Data records
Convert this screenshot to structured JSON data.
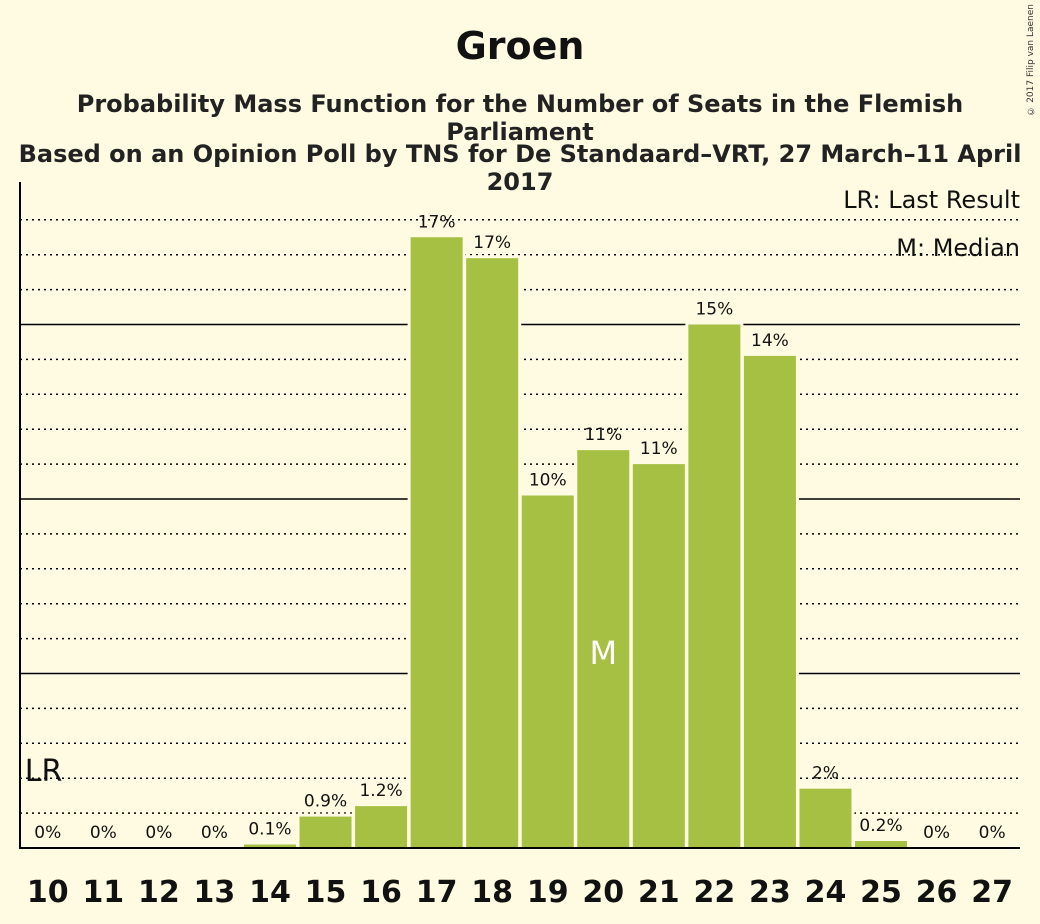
{
  "title": "Groen",
  "subtitle_line1": "Probability Mass Function for the Number of Seats in the Flemish Parliament",
  "subtitle_line2": "Based on an Opinion Poll by TNS for De Standaard–VRT, 27 March–11 April 2017",
  "copyright": "© 2017 Filip van Laenen",
  "legend": {
    "last_result": "LR: Last Result",
    "median": "M: Median"
  },
  "colors": {
    "background": "#fffbe2",
    "bar": "#a5c043",
    "text": "#222222"
  },
  "chart_data": {
    "type": "bar",
    "categories": [
      "10",
      "11",
      "12",
      "13",
      "14",
      "15",
      "16",
      "17",
      "18",
      "19",
      "20",
      "21",
      "22",
      "23",
      "24",
      "25",
      "26",
      "27"
    ],
    "values": [
      0,
      0,
      0,
      0,
      0.1,
      0.9,
      1.2,
      17.5,
      16.9,
      10.1,
      11.4,
      11.0,
      15.0,
      14.1,
      1.7,
      0.2,
      0,
      0
    ],
    "labels": [
      "0%",
      "0%",
      "0%",
      "0%",
      "0.1%",
      "0.9%",
      "1.2%",
      "17%",
      "17%",
      "10%",
      "11%",
      "11%",
      "15%",
      "14%",
      "2%",
      "0.2%",
      "0%",
      "0%"
    ],
    "ylim": [
      0,
      19
    ],
    "major_gridlines": [
      5,
      10,
      15
    ],
    "minor_gridlines": [
      1,
      2,
      3,
      4,
      6,
      7,
      8,
      9,
      11,
      12,
      13,
      14,
      16,
      17,
      18
    ],
    "last_result_category": "10",
    "last_result_marker": "LR",
    "median_category": "20",
    "median_marker": "M"
  }
}
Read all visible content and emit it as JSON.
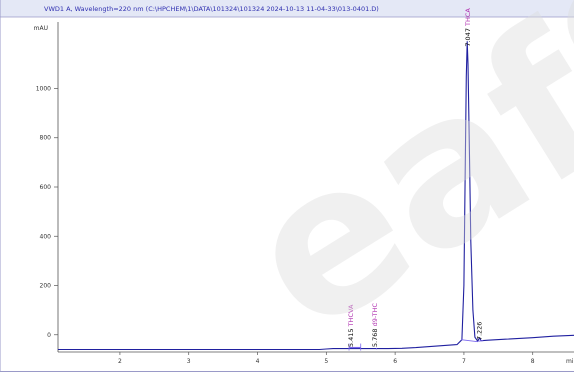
{
  "chart_data": {
    "type": "line",
    "title": "VWD1 A, Wavelength=220 nm (C:\\HPCHEM\\1\\DATA\\101324\\101324 2024-10-13 11-04-33\\013-0401.D)",
    "ylabel": "mAU",
    "xlabel": "",
    "x_unit_label": "mi",
    "xlim": [
      1.1,
      8.6
    ],
    "ylim": [
      -70,
      1270
    ],
    "grid": false,
    "y_ticks": [
      0,
      200,
      400,
      600,
      800,
      1000
    ],
    "x_ticks": [
      2,
      3,
      4,
      5,
      6,
      7,
      8
    ],
    "series": [
      {
        "color": "#2020a0",
        "points": [
          [
            1.1,
            -60
          ],
          [
            2.0,
            -60
          ],
          [
            3.0,
            -60
          ],
          [
            4.0,
            -60
          ],
          [
            4.9,
            -60
          ],
          [
            5.0,
            -58
          ],
          [
            5.1,
            -56
          ],
          [
            5.4,
            -56
          ],
          [
            5.9,
            -56
          ],
          [
            6.1,
            -55
          ],
          [
            6.3,
            -52
          ],
          [
            6.5,
            -48
          ],
          [
            6.7,
            -44
          ],
          [
            6.9,
            -40
          ],
          [
            6.97,
            -20
          ],
          [
            7.0,
            200
          ],
          [
            7.02,
            700
          ],
          [
            7.035,
            1050
          ],
          [
            7.047,
            1190
          ],
          [
            7.06,
            1100
          ],
          [
            7.08,
            750
          ],
          [
            7.1,
            380
          ],
          [
            7.13,
            100
          ],
          [
            7.16,
            -10
          ],
          [
            7.2,
            -26
          ],
          [
            7.226,
            -12
          ],
          [
            7.25,
            -24
          ],
          [
            7.35,
            -22
          ],
          [
            7.6,
            -18
          ],
          [
            8.0,
            -12
          ],
          [
            8.3,
            -6
          ],
          [
            8.6,
            -2
          ]
        ]
      }
    ],
    "peak_labels": [
      {
        "x": 5.415,
        "text": "5.415",
        "compound": "THCVA"
      },
      {
        "x": 5.768,
        "text": "5.768",
        "compound": "d9-THC"
      },
      {
        "x": 7.047,
        "text": "7.047",
        "compound": "THCA"
      },
      {
        "x": 7.226,
        "text": "7.226",
        "compound": ""
      }
    ],
    "watermark": "eafS"
  },
  "colors": {
    "axis": "#555555",
    "frame": "#9a9ac8",
    "header_bar": "#e4e8f6",
    "trace": "#2020a0",
    "baseline": "#7b68ee",
    "compound_label": "#b030b0",
    "rt_label": "#111111"
  }
}
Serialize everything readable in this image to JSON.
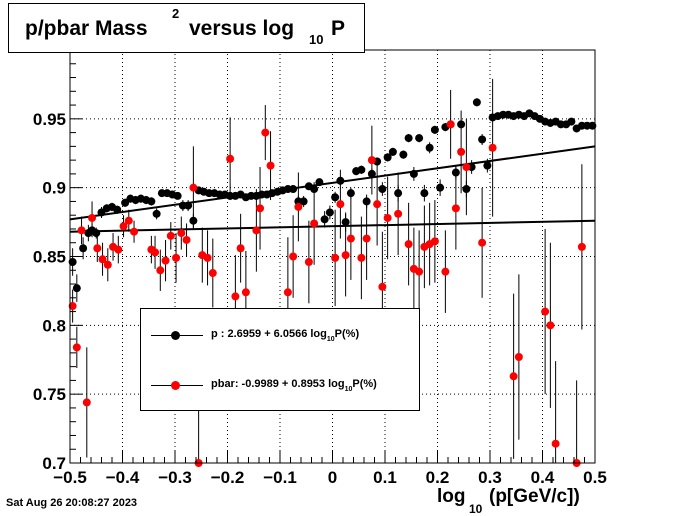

Task prompt
Return all of the entries exactly as written, but drop any pictures they hold.

Solution to the problem
Convert this screenshot to structured JSON data.
{
  "title": "Groen",
  "subtitle_line1": "Probability Mass Function for the Number of Seats in the Flemish Parliament",
  "subtitle_line2": "Based on an Opinion Poll by TNS for De Standaard–VRT, 27 March–11 April 2017",
  "copyright": "© 2017 Filip van Laenen",
  "legend": {
    "last_result": "LR: Last Result",
    "median": "M: Median"
  },
  "colors": {
    "background": "#fffbe2",
    "bar": "#a5c043",
    "text": "#222222"
  },
  "chart_data": {
    "type": "bar",
    "categories": [
      "10",
      "11",
      "12",
      "13",
      "14",
      "15",
      "16",
      "17",
      "18",
      "19",
      "20",
      "21",
      "22",
      "23",
      "24",
      "25",
      "26",
      "27"
    ],
    "values": [
      0,
      0,
      0,
      0,
      0.1,
      0.9,
      1.2,
      17.5,
      16.9,
      10.1,
      11.4,
      11.0,
      15.0,
      14.1,
      1.7,
      0.2,
      0,
      0
    ],
    "labels": [
      "0%",
      "0%",
      "0%",
      "0%",
      "0.1%",
      "0.9%",
      "1.2%",
      "17%",
      "17%",
      "10%",
      "11%",
      "11%",
      "15%",
      "14%",
      "2%",
      "0.2%",
      "0%",
      "0%"
    ],
    "ylim": [
      0,
      19
    ],
    "major_gridlines": [
      5,
      10,
      15
    ],
    "minor_gridlines": [
      1,
      2,
      3,
      4,
      6,
      7,
      8,
      9,
      11,
      12,
      13,
      14,
      16,
      17,
      18
    ],
    "last_result_category": "10",
    "last_result_marker": "LR",
    "median_category": "20",
    "median_marker": "M"
  }
}
Read all visible content and emit it as JSON.
{
  "chart_data": {
    "type": "line",
    "title": "VWD1 A, Wavelength=220 nm (C:\\HPCHEM\\1\\DATA\\101324\\101324 2024-10-13 11-04-33\\013-0401.D)",
    "ylabel": "mAU",
    "xlabel": "",
    "x_unit_label": "mi",
    "xlim": [
      1.1,
      8.6
    ],
    "ylim": [
      -70,
      1270
    ],
    "grid": false,
    "y_ticks": [
      0,
      200,
      400,
      600,
      800,
      1000
    ],
    "x_ticks": [
      2,
      3,
      4,
      5,
      6,
      7,
      8
    ],
    "series": [
      {
        "color": "#2020a0",
        "points": [
          [
            1.1,
            -60
          ],
          [
            2.0,
            -60
          ],
          [
            3.0,
            -60
          ],
          [
            4.0,
            -60
          ],
          [
            4.9,
            -60
          ],
          [
            5.0,
            -58
          ],
          [
            5.1,
            -56
          ],
          [
            5.4,
            -56
          ],
          [
            5.9,
            -56
          ],
          [
            6.1,
            -55
          ],
          [
            6.3,
            -52
          ],
          [
            6.5,
            -48
          ],
          [
            6.7,
            -44
          ],
          [
            6.9,
            -40
          ],
          [
            6.97,
            -20
          ],
          [
            7.0,
            200
          ],
          [
            7.02,
            700
          ],
          [
            7.035,
            1050
          ],
          [
            7.047,
            1190
          ],
          [
            7.06,
            1100
          ],
          [
            7.08,
            750
          ],
          [
            7.1,
            380
          ],
          [
            7.13,
            100
          ],
          [
            7.16,
            -10
          ],
          [
            7.2,
            -26
          ],
          [
            7.226,
            -12
          ],
          [
            7.25,
            -24
          ],
          [
            7.35,
            -22
          ],
          [
            7.6,
            -18
          ],
          [
            8.0,
            -12
          ],
          [
            8.3,
            -6
          ],
          [
            8.6,
            -2
          ]
        ]
      }
    ],
    "peak_labels": [
      {
        "x": 5.415,
        "text": "5.415",
        "compound": "THCVA"
      },
      {
        "x": 5.768,
        "text": "5.768",
        "compound": "d9-THC"
      },
      {
        "x": 7.047,
        "text": "7.047",
        "compound": "THCA"
      },
      {
        "x": 7.226,
        "text": "7.226",
        "compound": ""
      }
    ],
    "watermark": "eafS"
  },
  "colors": {
    "axis": "#555555",
    "frame": "#9a9ac8",
    "header_bar": "#e4e8f6",
    "trace": "#2020a0",
    "baseline": "#7b68ee",
    "compound_label": "#b030b0",
    "rt_label": "#111111"
  }
}
Serialize everything readable in this image to JSON.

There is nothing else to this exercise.